┌──

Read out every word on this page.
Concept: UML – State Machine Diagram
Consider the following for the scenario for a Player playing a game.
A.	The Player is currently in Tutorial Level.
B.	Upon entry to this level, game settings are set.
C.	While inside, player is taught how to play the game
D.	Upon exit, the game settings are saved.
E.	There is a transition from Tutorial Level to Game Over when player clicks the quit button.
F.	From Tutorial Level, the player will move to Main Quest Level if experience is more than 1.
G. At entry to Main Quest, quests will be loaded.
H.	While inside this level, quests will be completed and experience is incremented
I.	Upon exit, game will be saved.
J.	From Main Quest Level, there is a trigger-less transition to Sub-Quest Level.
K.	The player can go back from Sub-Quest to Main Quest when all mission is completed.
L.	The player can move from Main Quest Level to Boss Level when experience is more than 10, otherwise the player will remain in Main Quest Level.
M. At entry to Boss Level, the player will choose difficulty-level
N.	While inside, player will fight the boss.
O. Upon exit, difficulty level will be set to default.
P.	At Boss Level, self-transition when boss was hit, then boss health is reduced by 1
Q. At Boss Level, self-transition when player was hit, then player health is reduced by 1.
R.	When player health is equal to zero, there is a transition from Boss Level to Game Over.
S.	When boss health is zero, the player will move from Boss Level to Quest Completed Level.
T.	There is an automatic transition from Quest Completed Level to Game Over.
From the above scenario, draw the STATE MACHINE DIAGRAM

└──

§ Task details
Work out how many lines in the records above contain the word "saved", and give only that number.

§ Problem solution
2